= EXERCISE TASK =
Return every entry exactly as written.

═════ DATA SUPPLIED ═════

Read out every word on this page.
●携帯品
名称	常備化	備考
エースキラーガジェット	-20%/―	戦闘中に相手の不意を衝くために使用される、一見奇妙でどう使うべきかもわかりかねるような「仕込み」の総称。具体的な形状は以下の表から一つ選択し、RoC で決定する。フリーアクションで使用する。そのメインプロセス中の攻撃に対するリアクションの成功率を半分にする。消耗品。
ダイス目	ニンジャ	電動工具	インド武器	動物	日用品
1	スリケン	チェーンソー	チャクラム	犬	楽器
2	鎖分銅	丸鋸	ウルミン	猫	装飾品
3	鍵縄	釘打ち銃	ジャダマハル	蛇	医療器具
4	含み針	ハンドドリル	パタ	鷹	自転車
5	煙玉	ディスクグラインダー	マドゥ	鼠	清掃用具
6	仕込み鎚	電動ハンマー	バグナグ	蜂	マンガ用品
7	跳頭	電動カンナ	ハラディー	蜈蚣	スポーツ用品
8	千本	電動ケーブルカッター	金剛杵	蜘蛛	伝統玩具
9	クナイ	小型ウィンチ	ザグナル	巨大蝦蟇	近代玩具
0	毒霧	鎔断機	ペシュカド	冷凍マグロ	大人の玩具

═════

= SOLUTION FOR THIS PROBLEM =
Read out every word on this page.
●携帯品
名称	常備化	備考
エースキラーガジェット	-20%/―	戦闘中に相手の不意を衝くために使用される、一見奇妙でどう使うべきかもわかりかねるような「仕込み」の総称。具体的な形状は以下の表から一つ選択し、RoC で決定する。フリーアクションで使用する。そのメインプロセス中の攻撃に対するリアクションの成功率を半分にする。消耗品。
ダイス目	ニンジャ	電動工具	インド武器	動物	日用品
1	スリケン	チェーンソー	チャクラム	犬	楽器
2	鎖分銅	丸鋸	ウルミン	猫	装飾品
3	鍵縄	釘打ち銃	ジャダマハル	蛇	医療器具
4	含み針	ハンドドリル	パタ	鷹	自転車
5	煙玉	ディスクグラインダー	マドゥ	鼠	清掃用具
6	仕込み鎚	電動ハンマー	バグナグ	蜂	マンガ用品
7	跳頭	電動カンナ	ハラディー	蜈蚣	スポーツ用品
8	千本	電動ケーブルカッター	金剛杵	蜘蛛	伝統玩具
9	クナイ	小型ウィンチ	ザグナル	巨大蝦蟇	近代玩具
0	毒霧	鎔断機	ペシュカド	冷凍マグロ	大人の玩具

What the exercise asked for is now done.